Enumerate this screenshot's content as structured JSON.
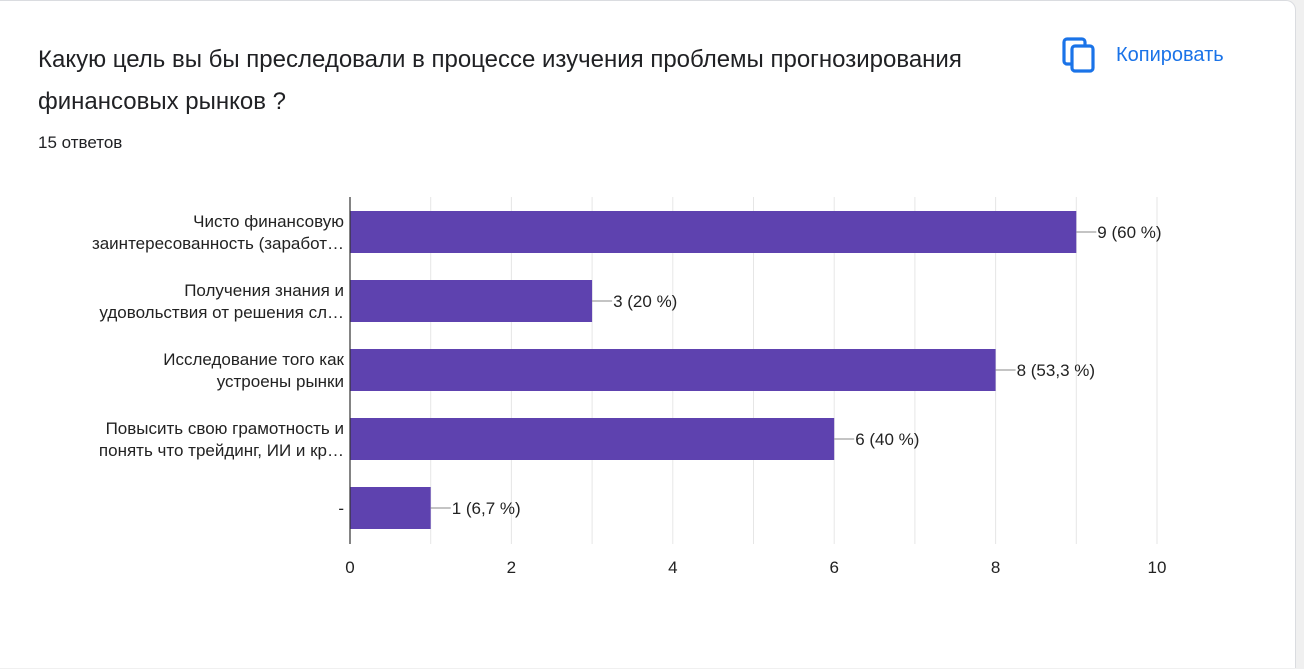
{
  "question": {
    "title": "Какую цель вы бы преследовали в процессе изучения проблемы прогнозирования финансовых рынков ?",
    "response_count": "15 ответов"
  },
  "toolbar": {
    "copy_label": "Копировать",
    "copy_icon": "copy-icon"
  },
  "colors": {
    "bar": "#5e42af",
    "accent": "#1a73e8",
    "grid": "#e6e6e6",
    "axis": "#333333"
  },
  "chart_data": {
    "type": "bar",
    "orientation": "horizontal",
    "categories": [
      [
        "Чисто финансовую",
        "заинтересованность (заработ…"
      ],
      [
        "Получения знания и",
        "удовольствия от решения сл…"
      ],
      [
        "Исследование того как",
        "устроены рынки"
      ],
      [
        "Повысить свою грамотность и",
        "понять что трейдинг, ИИ и кр…"
      ],
      [
        "-"
      ]
    ],
    "values": [
      9,
      3,
      8,
      6,
      1
    ],
    "value_labels": [
      "9 (60 %)",
      "3 (20 %)",
      "8 (53,3 %)",
      "6 (40 %)",
      "1 (6,7 %)"
    ],
    "xlim": [
      0,
      10
    ],
    "xticks": [
      0,
      2,
      4,
      6,
      8,
      10
    ],
    "tick_labels": [
      "0",
      "2",
      "4",
      "6",
      "8",
      "10"
    ],
    "grid": true
  }
}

**TASK TO COMPLETE:**
Repeat the material above in full and unchanged, minus its images.

**OUTPUT FOR THIS TASK:**
Enumerate this screenshot's content as structured JSON.
{
  "question": {
    "title": "Какую цель вы бы преследовали в процессе изучения проблемы прогнозирования финансовых рынков ?",
    "response_count": "15 ответов"
  },
  "toolbar": {
    "copy_label": "Копировать",
    "copy_icon": "copy-icon"
  },
  "colors": {
    "bar": "#5e42af",
    "accent": "#1a73e8",
    "grid": "#e6e6e6",
    "axis": "#333333"
  },
  "chart_data": {
    "type": "bar",
    "orientation": "horizontal",
    "categories": [
      [
        "Чисто финансовую",
        "заинтересованность (заработ…"
      ],
      [
        "Получения знания и",
        "удовольствия от решения сл…"
      ],
      [
        "Исследование того как",
        "устроены рынки"
      ],
      [
        "Повысить свою грамотность и",
        "понять что трейдинг, ИИ и кр…"
      ],
      [
        "-"
      ]
    ],
    "values": [
      9,
      3,
      8,
      6,
      1
    ],
    "value_labels": [
      "9 (60 %)",
      "3 (20 %)",
      "8 (53,3 %)",
      "6 (40 %)",
      "1 (6,7 %)"
    ],
    "xlim": [
      0,
      10
    ],
    "xticks": [
      0,
      2,
      4,
      6,
      8,
      10
    ],
    "tick_labels": [
      "0",
      "2",
      "4",
      "6",
      "8",
      "10"
    ],
    "grid": true
  }
}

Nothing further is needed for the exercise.